Search the listing for "title" and copy every line where it appears.

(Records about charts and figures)

------

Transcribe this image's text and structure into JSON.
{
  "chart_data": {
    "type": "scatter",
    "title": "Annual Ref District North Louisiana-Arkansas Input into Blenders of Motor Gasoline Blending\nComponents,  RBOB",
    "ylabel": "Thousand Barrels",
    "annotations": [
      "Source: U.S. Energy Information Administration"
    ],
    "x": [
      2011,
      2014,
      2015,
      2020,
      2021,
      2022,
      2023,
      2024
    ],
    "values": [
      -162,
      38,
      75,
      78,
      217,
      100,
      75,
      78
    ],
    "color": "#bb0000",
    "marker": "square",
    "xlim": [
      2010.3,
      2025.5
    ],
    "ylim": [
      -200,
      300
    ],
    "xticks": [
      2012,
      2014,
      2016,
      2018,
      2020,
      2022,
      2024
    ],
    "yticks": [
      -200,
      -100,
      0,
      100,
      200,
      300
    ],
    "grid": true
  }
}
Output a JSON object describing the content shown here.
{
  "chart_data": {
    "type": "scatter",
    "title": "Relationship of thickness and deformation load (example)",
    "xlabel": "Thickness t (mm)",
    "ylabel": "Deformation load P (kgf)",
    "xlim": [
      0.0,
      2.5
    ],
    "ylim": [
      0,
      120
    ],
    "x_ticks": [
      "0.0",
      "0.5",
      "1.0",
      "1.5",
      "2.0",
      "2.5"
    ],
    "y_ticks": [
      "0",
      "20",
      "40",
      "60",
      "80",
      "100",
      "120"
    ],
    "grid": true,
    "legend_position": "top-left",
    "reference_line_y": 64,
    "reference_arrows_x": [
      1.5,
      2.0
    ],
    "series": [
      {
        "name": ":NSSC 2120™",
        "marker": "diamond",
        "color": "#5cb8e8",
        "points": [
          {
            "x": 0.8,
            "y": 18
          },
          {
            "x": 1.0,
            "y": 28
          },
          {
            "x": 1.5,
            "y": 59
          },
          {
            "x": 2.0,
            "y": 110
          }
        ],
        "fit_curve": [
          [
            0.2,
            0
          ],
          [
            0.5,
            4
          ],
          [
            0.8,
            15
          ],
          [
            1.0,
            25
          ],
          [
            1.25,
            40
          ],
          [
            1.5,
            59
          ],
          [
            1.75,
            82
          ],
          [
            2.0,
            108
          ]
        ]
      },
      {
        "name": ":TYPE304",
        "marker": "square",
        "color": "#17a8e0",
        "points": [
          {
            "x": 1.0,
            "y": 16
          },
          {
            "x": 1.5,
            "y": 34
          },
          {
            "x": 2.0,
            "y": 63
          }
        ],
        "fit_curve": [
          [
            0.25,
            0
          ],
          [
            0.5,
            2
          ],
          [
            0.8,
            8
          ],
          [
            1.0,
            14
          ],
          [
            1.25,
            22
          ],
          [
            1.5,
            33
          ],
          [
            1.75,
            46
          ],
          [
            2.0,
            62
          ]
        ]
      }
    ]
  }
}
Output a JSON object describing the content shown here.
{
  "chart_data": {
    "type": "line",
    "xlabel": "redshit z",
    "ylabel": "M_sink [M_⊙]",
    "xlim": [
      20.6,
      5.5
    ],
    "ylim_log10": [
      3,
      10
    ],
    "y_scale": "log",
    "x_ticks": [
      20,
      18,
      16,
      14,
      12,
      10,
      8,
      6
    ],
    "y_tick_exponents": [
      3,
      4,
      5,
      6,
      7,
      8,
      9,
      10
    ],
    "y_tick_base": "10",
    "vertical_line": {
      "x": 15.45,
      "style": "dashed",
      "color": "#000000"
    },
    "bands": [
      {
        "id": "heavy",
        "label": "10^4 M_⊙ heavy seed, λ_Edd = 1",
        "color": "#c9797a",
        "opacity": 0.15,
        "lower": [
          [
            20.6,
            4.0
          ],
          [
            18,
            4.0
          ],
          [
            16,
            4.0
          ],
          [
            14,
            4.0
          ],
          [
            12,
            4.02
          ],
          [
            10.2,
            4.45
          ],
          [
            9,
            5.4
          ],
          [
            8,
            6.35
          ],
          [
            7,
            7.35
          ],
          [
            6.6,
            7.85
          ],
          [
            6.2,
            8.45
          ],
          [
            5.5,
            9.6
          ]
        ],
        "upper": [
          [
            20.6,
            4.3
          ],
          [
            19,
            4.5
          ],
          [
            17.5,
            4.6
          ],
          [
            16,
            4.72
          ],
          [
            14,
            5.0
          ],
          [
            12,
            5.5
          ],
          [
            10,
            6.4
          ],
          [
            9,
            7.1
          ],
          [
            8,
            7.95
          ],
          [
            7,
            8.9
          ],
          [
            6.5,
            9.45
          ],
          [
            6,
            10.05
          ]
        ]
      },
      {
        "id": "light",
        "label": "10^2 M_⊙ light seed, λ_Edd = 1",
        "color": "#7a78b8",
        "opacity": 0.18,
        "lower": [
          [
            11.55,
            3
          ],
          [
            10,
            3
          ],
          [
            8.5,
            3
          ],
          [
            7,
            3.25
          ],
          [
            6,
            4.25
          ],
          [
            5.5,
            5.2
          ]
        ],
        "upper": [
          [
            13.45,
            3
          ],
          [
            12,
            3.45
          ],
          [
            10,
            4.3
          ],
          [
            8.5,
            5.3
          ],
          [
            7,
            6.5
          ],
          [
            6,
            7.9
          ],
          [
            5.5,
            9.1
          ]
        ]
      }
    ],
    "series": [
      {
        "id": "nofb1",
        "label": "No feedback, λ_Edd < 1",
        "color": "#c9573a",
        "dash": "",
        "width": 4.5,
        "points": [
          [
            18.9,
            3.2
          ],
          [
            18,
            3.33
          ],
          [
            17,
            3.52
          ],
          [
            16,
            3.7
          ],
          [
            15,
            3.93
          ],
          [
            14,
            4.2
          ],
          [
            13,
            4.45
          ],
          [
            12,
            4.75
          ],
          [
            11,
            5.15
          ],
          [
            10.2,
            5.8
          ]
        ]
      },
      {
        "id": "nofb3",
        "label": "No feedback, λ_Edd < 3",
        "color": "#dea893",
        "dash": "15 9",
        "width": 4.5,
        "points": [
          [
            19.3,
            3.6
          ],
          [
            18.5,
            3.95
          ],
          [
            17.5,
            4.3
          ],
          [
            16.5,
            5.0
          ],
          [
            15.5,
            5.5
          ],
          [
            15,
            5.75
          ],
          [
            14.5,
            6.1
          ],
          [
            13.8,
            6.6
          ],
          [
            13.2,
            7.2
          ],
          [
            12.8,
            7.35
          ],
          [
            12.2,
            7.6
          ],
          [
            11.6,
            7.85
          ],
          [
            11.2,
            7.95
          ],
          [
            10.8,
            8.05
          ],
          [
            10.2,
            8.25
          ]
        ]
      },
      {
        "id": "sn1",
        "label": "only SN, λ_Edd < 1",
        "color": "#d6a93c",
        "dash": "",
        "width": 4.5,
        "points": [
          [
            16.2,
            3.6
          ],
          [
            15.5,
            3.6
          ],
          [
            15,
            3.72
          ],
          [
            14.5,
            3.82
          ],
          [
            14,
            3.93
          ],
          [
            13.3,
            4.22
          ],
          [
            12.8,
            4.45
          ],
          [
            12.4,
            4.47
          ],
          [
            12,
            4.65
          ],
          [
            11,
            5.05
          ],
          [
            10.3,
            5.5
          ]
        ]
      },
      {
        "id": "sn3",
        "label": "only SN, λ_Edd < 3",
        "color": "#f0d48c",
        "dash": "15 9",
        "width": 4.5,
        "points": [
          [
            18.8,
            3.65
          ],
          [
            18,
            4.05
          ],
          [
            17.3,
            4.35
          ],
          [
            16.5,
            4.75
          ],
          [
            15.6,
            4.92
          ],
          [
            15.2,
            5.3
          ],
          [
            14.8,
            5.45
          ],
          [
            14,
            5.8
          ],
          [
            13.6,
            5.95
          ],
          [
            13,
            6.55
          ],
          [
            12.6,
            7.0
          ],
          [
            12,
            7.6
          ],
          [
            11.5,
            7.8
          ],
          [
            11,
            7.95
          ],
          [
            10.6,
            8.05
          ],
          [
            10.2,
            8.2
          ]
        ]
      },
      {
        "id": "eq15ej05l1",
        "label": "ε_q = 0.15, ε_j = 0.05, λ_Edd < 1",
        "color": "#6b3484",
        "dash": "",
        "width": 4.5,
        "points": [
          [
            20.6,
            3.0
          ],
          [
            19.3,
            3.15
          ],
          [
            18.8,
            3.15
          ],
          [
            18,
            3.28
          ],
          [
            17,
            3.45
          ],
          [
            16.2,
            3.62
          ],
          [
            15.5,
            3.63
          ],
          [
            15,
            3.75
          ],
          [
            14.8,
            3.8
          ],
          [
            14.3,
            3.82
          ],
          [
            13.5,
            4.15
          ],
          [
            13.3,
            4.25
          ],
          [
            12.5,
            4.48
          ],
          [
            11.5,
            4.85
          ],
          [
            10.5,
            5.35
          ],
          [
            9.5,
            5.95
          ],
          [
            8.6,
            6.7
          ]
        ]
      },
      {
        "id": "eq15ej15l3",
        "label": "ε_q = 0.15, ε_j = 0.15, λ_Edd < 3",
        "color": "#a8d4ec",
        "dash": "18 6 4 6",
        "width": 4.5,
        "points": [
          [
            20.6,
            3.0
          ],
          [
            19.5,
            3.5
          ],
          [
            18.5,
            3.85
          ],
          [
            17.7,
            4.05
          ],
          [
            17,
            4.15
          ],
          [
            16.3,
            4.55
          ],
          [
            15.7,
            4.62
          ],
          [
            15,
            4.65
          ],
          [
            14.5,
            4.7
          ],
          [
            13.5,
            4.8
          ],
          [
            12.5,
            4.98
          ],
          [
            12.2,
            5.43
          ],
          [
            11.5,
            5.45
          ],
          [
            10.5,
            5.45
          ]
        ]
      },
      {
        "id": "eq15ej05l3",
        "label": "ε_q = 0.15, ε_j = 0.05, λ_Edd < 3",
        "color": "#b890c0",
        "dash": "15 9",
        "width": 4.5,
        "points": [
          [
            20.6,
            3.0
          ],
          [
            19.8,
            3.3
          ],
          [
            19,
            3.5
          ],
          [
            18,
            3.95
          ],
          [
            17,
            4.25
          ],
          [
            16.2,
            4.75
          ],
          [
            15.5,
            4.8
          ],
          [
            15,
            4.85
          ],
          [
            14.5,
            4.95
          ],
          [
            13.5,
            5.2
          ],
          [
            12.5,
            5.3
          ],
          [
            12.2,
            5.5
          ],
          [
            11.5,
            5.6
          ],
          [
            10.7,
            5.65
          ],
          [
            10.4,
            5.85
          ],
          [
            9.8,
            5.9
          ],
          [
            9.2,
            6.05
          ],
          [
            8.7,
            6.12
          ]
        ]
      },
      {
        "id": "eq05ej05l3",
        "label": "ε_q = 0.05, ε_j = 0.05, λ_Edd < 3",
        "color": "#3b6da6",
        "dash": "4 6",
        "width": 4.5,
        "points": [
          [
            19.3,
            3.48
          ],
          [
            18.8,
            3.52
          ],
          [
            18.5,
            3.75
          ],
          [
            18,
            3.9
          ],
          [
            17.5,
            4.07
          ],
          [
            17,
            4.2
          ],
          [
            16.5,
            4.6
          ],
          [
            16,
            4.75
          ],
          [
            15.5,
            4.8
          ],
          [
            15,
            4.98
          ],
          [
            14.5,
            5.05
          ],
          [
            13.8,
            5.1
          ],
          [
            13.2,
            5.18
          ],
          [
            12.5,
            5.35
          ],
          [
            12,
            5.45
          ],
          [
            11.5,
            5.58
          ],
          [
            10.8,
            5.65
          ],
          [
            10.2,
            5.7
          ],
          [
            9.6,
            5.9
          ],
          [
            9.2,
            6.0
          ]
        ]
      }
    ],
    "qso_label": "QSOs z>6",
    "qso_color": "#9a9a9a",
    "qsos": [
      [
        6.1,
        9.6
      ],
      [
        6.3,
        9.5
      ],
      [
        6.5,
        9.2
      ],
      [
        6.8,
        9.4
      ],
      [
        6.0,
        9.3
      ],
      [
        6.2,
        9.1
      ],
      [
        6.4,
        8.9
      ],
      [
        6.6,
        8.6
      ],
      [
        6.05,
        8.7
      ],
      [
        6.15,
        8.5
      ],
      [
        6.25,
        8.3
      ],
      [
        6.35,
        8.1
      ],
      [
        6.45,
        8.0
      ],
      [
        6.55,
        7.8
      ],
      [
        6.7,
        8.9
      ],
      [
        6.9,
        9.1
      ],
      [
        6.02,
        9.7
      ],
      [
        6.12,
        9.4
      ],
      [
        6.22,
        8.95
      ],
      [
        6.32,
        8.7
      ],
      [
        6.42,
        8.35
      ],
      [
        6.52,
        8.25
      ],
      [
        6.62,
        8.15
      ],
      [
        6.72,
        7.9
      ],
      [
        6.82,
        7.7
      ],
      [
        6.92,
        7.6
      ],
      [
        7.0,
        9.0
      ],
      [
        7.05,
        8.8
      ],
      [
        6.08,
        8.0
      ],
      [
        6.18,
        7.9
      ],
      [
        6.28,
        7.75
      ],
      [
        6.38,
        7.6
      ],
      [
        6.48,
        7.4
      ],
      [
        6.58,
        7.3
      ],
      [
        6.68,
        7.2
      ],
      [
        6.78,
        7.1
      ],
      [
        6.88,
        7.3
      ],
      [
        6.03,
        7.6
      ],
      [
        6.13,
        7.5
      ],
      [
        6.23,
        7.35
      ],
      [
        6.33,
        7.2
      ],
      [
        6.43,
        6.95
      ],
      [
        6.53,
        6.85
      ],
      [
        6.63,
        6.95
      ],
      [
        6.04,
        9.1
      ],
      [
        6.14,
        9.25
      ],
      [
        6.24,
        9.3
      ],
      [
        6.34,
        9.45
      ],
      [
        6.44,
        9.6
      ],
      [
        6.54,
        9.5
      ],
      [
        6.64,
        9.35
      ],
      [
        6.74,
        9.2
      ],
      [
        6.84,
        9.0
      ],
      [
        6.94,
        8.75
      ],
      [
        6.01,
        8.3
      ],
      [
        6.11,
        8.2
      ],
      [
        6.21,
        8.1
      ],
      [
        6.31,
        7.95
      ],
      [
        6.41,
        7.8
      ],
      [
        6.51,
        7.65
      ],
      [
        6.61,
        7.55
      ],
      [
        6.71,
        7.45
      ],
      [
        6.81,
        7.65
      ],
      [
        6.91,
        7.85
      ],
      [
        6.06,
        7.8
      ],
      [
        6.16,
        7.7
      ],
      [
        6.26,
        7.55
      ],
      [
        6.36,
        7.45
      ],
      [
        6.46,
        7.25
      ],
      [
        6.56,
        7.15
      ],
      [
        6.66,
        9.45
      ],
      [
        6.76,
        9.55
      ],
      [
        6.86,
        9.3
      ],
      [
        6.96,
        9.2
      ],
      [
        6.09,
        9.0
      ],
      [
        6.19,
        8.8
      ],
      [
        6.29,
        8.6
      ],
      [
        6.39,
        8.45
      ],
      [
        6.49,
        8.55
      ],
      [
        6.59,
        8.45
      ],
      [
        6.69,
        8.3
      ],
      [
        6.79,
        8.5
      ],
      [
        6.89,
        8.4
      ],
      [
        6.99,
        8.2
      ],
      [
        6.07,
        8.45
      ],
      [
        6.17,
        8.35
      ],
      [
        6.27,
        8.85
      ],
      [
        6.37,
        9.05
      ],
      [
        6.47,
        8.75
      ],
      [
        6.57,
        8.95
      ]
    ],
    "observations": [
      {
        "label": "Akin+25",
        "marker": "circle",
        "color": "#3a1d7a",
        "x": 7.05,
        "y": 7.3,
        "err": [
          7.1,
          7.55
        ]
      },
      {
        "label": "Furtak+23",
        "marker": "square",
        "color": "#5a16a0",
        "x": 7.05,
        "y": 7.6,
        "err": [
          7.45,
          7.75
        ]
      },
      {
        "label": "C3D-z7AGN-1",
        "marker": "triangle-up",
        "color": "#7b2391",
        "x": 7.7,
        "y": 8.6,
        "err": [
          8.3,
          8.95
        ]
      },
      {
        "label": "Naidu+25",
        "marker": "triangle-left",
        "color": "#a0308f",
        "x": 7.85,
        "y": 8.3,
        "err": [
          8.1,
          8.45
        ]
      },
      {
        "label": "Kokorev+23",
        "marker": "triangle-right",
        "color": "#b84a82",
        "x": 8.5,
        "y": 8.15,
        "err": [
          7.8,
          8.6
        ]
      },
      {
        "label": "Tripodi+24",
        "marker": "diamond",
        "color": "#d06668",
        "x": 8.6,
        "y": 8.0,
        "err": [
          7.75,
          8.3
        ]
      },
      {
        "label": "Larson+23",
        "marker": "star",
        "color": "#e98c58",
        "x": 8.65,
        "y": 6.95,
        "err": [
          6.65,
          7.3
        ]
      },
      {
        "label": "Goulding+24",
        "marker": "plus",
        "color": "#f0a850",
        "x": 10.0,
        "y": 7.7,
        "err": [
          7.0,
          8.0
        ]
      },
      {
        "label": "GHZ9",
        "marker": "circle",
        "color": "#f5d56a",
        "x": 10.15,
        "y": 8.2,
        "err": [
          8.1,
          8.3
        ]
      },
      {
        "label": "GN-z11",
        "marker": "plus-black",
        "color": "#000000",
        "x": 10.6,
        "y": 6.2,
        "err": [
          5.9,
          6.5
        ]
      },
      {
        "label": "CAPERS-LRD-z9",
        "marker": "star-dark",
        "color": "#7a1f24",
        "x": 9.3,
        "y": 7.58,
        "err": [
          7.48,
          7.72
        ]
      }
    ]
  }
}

------

■ Exercise output ■
    "title": "Annual Ref District North Louisiana-Arkansas Input into Blenders of Motor Gasoline Blending\nComponents,  RBOB",
    "title": "Relationship of thickness and deformation load (example)",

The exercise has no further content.